Source data:

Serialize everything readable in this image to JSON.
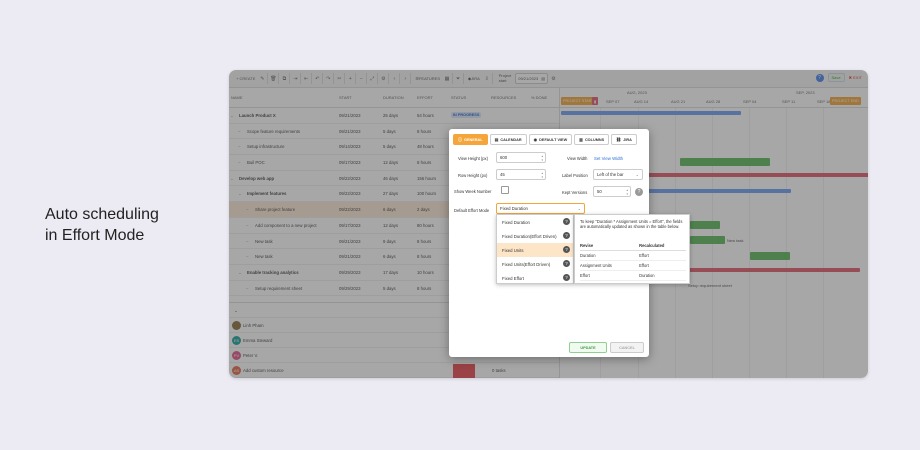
{
  "caption": "Auto scheduling\nin Effort Mode",
  "toolbar": {
    "create_label": "+ CREATE",
    "features_label": "FEATURES",
    "jira_label": "JIRA",
    "project_start_label": "Project\nstart",
    "project_start_date": "09/21/2023",
    "save_label": "Save",
    "exit_label": "EXIT"
  },
  "grid": {
    "columns": {
      "name": "NAME",
      "start": "START",
      "duration": "DURATION",
      "effort": "EFFORT",
      "status": "STATUS",
      "resources": "RESOURCES",
      "score": "% DONE"
    },
    "rows": [
      {
        "name": "Launch Product X",
        "start": "09/21/2023",
        "duration": "25 days",
        "effort": "54 hours",
        "status": "IN PROGRESS",
        "bold": true,
        "indent": 0
      },
      {
        "name": "Scope feature requirements",
        "start": "09/21/2023",
        "duration": "5 days",
        "effort": "8 hours",
        "bold": false,
        "indent": 1
      },
      {
        "name": "Setup infrastructure",
        "start": "09/14/2023",
        "duration": "5 days",
        "effort": "48 hours",
        "bold": false,
        "indent": 1
      },
      {
        "name": "Buil POC",
        "start": "09/17/2023",
        "duration": "12 days",
        "effort": "8 hours",
        "bold": false,
        "indent": 1
      },
      {
        "name": "Develop web app",
        "start": "09/22/2023",
        "duration": "46 days",
        "effort": "156 hours",
        "bold": true,
        "indent": 0
      },
      {
        "name": "Implement features",
        "start": "09/22/2023",
        "duration": "27 days",
        "effort": "100 hours",
        "bold": true,
        "indent": 1
      },
      {
        "name": "Share project feature",
        "start": "09/22/2023",
        "duration": "6 days",
        "effort": "2 days",
        "bold": false,
        "indent": 2
      },
      {
        "name": "Add component to a new project",
        "start": "09/17/2023",
        "duration": "12 days",
        "effort": "80 hours",
        "bold": false,
        "indent": 2
      },
      {
        "name": "New task",
        "start": "09/21/2023",
        "duration": "9 days",
        "effort": "8 hours",
        "bold": false,
        "indent": 2
      },
      {
        "name": "New task",
        "start": "09/21/2023",
        "duration": "6 days",
        "effort": "8 hours",
        "bold": false,
        "indent": 2
      },
      {
        "name": "Enable tracking analytics",
        "start": "09/29/2023",
        "duration": "17 days",
        "effort": "10 hours",
        "bold": true,
        "indent": 1
      },
      {
        "name": "Setup requirement sheet",
        "start": "09/29/2023",
        "duration": "5 days",
        "effort": "8 hours",
        "bold": false,
        "indent": 2
      }
    ]
  },
  "resources": [
    {
      "name": "Linh Pham",
      "initials": "",
      "color": "#8a6d3b"
    },
    {
      "name": "Emma Steward",
      "initials": "ES",
      "color": "#1aa39b"
    },
    {
      "name": "Peter V.",
      "initials": "PV",
      "color": "#e0578a"
    },
    {
      "name": "Add custom resource",
      "initials": "AS",
      "color": "#e8684a",
      "count": "0 tasks"
    }
  ],
  "gantt": {
    "months": [
      "AUG, 2023",
      "SEP, 2023"
    ],
    "weeks": [
      "SEP 07",
      "AUG 14",
      "AUG 21",
      "AUG 28",
      "SEP 04",
      "SEP 11",
      "SEP 18"
    ],
    "chip_project_start": "PROJECT START",
    "chip_project_end": "PROJECT END",
    "new_task_label": "New task",
    "setup_label": "Setup requirement sheet"
  },
  "modal": {
    "tabs": [
      "GENERAL",
      "CALENDAR",
      "DEFAULT VIEW",
      "COLUMNS",
      "JIRA"
    ],
    "view_height_label": "View Height (px)",
    "view_height_value": "600",
    "row_height_label": "Row Height (px)",
    "row_height_value": "45",
    "show_week_label": "Show Week Number",
    "view_width_label": "View Width",
    "view_width_link": "Set View Width",
    "label_position_label": "Label Position",
    "label_position_value": "Left of the bar",
    "kept_versions_label": "Kept Versions",
    "kept_versions_value": "50",
    "effort_mode_label": "Default Effort Mode",
    "effort_mode_value": "Fixed Duration",
    "update_label": "UPDATE",
    "cancel_label": "CANCEL"
  },
  "dropdown": {
    "options": [
      "Fixed Duration",
      "Fixed Duration(Effort Driven)",
      "Fixed Units",
      "Fixed Units(Effort Driven)",
      "Fixed Effort"
    ],
    "selected_index": 2
  },
  "tooltip": {
    "text": "To keep \"Duration * Assignment Units = Effort\", the fields are automatically updated as shown in the table below.",
    "col_revise": "Revise",
    "col_recalculated": "Recalculated",
    "rows": [
      {
        "revise": "Duration",
        "recalc": "Effort"
      },
      {
        "revise": "Assignment Units",
        "recalc": "Effort"
      },
      {
        "revise": "Effort",
        "recalc": "Duration"
      }
    ]
  },
  "colors": {
    "accent": "#f4a63a",
    "green": "#5cb85c",
    "blue": "#6e9ef0",
    "red": "#e05c6a"
  }
}
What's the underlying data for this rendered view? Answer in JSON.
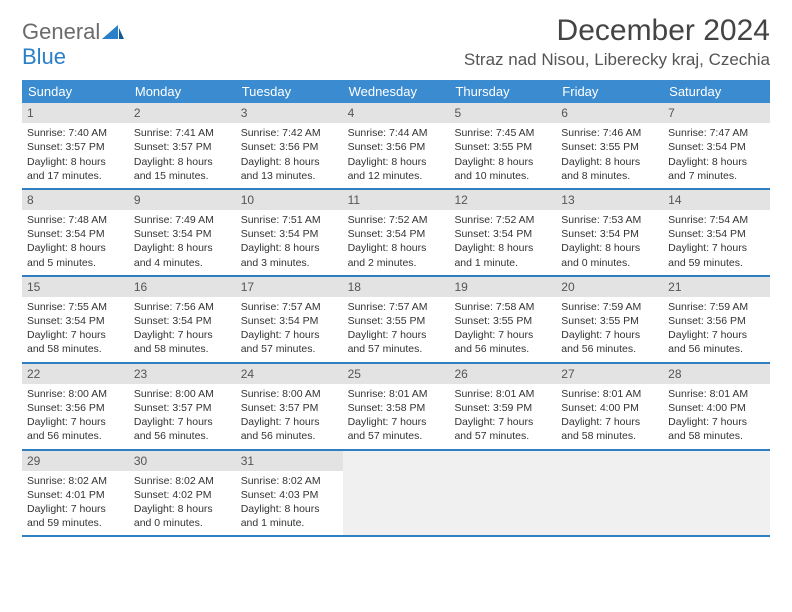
{
  "logo": {
    "lines": [
      "General",
      "Blue"
    ],
    "gray_color": "#6b6b6b",
    "blue_color": "#2a7fc9"
  },
  "title": "December 2024",
  "location": "Straz nad Nisou, Liberecky kraj, Czechia",
  "colors": {
    "header_bg": "#3a8bd0",
    "header_text": "#ffffff",
    "daynum_bg": "#e3e3e3",
    "daynum_text": "#555555",
    "row_border": "#2f7fc2",
    "body_text": "#333333",
    "empty_bg": "#f0f0f0"
  },
  "day_names": [
    "Sunday",
    "Monday",
    "Tuesday",
    "Wednesday",
    "Thursday",
    "Friday",
    "Saturday"
  ],
  "weeks": [
    [
      {
        "n": "1",
        "sr": "Sunrise: 7:40 AM",
        "ss": "Sunset: 3:57 PM",
        "d1": "Daylight: 8 hours",
        "d2": "and 17 minutes."
      },
      {
        "n": "2",
        "sr": "Sunrise: 7:41 AM",
        "ss": "Sunset: 3:57 PM",
        "d1": "Daylight: 8 hours",
        "d2": "and 15 minutes."
      },
      {
        "n": "3",
        "sr": "Sunrise: 7:42 AM",
        "ss": "Sunset: 3:56 PM",
        "d1": "Daylight: 8 hours",
        "d2": "and 13 minutes."
      },
      {
        "n": "4",
        "sr": "Sunrise: 7:44 AM",
        "ss": "Sunset: 3:56 PM",
        "d1": "Daylight: 8 hours",
        "d2": "and 12 minutes."
      },
      {
        "n": "5",
        "sr": "Sunrise: 7:45 AM",
        "ss": "Sunset: 3:55 PM",
        "d1": "Daylight: 8 hours",
        "d2": "and 10 minutes."
      },
      {
        "n": "6",
        "sr": "Sunrise: 7:46 AM",
        "ss": "Sunset: 3:55 PM",
        "d1": "Daylight: 8 hours",
        "d2": "and 8 minutes."
      },
      {
        "n": "7",
        "sr": "Sunrise: 7:47 AM",
        "ss": "Sunset: 3:54 PM",
        "d1": "Daylight: 8 hours",
        "d2": "and 7 minutes."
      }
    ],
    [
      {
        "n": "8",
        "sr": "Sunrise: 7:48 AM",
        "ss": "Sunset: 3:54 PM",
        "d1": "Daylight: 8 hours",
        "d2": "and 5 minutes."
      },
      {
        "n": "9",
        "sr": "Sunrise: 7:49 AM",
        "ss": "Sunset: 3:54 PM",
        "d1": "Daylight: 8 hours",
        "d2": "and 4 minutes."
      },
      {
        "n": "10",
        "sr": "Sunrise: 7:51 AM",
        "ss": "Sunset: 3:54 PM",
        "d1": "Daylight: 8 hours",
        "d2": "and 3 minutes."
      },
      {
        "n": "11",
        "sr": "Sunrise: 7:52 AM",
        "ss": "Sunset: 3:54 PM",
        "d1": "Daylight: 8 hours",
        "d2": "and 2 minutes."
      },
      {
        "n": "12",
        "sr": "Sunrise: 7:52 AM",
        "ss": "Sunset: 3:54 PM",
        "d1": "Daylight: 8 hours",
        "d2": "and 1 minute."
      },
      {
        "n": "13",
        "sr": "Sunrise: 7:53 AM",
        "ss": "Sunset: 3:54 PM",
        "d1": "Daylight: 8 hours",
        "d2": "and 0 minutes."
      },
      {
        "n": "14",
        "sr": "Sunrise: 7:54 AM",
        "ss": "Sunset: 3:54 PM",
        "d1": "Daylight: 7 hours",
        "d2": "and 59 minutes."
      }
    ],
    [
      {
        "n": "15",
        "sr": "Sunrise: 7:55 AM",
        "ss": "Sunset: 3:54 PM",
        "d1": "Daylight: 7 hours",
        "d2": "and 58 minutes."
      },
      {
        "n": "16",
        "sr": "Sunrise: 7:56 AM",
        "ss": "Sunset: 3:54 PM",
        "d1": "Daylight: 7 hours",
        "d2": "and 58 minutes."
      },
      {
        "n": "17",
        "sr": "Sunrise: 7:57 AM",
        "ss": "Sunset: 3:54 PM",
        "d1": "Daylight: 7 hours",
        "d2": "and 57 minutes."
      },
      {
        "n": "18",
        "sr": "Sunrise: 7:57 AM",
        "ss": "Sunset: 3:55 PM",
        "d1": "Daylight: 7 hours",
        "d2": "and 57 minutes."
      },
      {
        "n": "19",
        "sr": "Sunrise: 7:58 AM",
        "ss": "Sunset: 3:55 PM",
        "d1": "Daylight: 7 hours",
        "d2": "and 56 minutes."
      },
      {
        "n": "20",
        "sr": "Sunrise: 7:59 AM",
        "ss": "Sunset: 3:55 PM",
        "d1": "Daylight: 7 hours",
        "d2": "and 56 minutes."
      },
      {
        "n": "21",
        "sr": "Sunrise: 7:59 AM",
        "ss": "Sunset: 3:56 PM",
        "d1": "Daylight: 7 hours",
        "d2": "and 56 minutes."
      }
    ],
    [
      {
        "n": "22",
        "sr": "Sunrise: 8:00 AM",
        "ss": "Sunset: 3:56 PM",
        "d1": "Daylight: 7 hours",
        "d2": "and 56 minutes."
      },
      {
        "n": "23",
        "sr": "Sunrise: 8:00 AM",
        "ss": "Sunset: 3:57 PM",
        "d1": "Daylight: 7 hours",
        "d2": "and 56 minutes."
      },
      {
        "n": "24",
        "sr": "Sunrise: 8:00 AM",
        "ss": "Sunset: 3:57 PM",
        "d1": "Daylight: 7 hours",
        "d2": "and 56 minutes."
      },
      {
        "n": "25",
        "sr": "Sunrise: 8:01 AM",
        "ss": "Sunset: 3:58 PM",
        "d1": "Daylight: 7 hours",
        "d2": "and 57 minutes."
      },
      {
        "n": "26",
        "sr": "Sunrise: 8:01 AM",
        "ss": "Sunset: 3:59 PM",
        "d1": "Daylight: 7 hours",
        "d2": "and 57 minutes."
      },
      {
        "n": "27",
        "sr": "Sunrise: 8:01 AM",
        "ss": "Sunset: 4:00 PM",
        "d1": "Daylight: 7 hours",
        "d2": "and 58 minutes."
      },
      {
        "n": "28",
        "sr": "Sunrise: 8:01 AM",
        "ss": "Sunset: 4:00 PM",
        "d1": "Daylight: 7 hours",
        "d2": "and 58 minutes."
      }
    ],
    [
      {
        "n": "29",
        "sr": "Sunrise: 8:02 AM",
        "ss": "Sunset: 4:01 PM",
        "d1": "Daylight: 7 hours",
        "d2": "and 59 minutes."
      },
      {
        "n": "30",
        "sr": "Sunrise: 8:02 AM",
        "ss": "Sunset: 4:02 PM",
        "d1": "Daylight: 8 hours",
        "d2": "and 0 minutes."
      },
      {
        "n": "31",
        "sr": "Sunrise: 8:02 AM",
        "ss": "Sunset: 4:03 PM",
        "d1": "Daylight: 8 hours",
        "d2": "and 1 minute."
      },
      null,
      null,
      null,
      null
    ]
  ]
}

Work to be completed: Going through the records above, state how many lines carry "Fixed", with no other text.

Result of the exercise: 6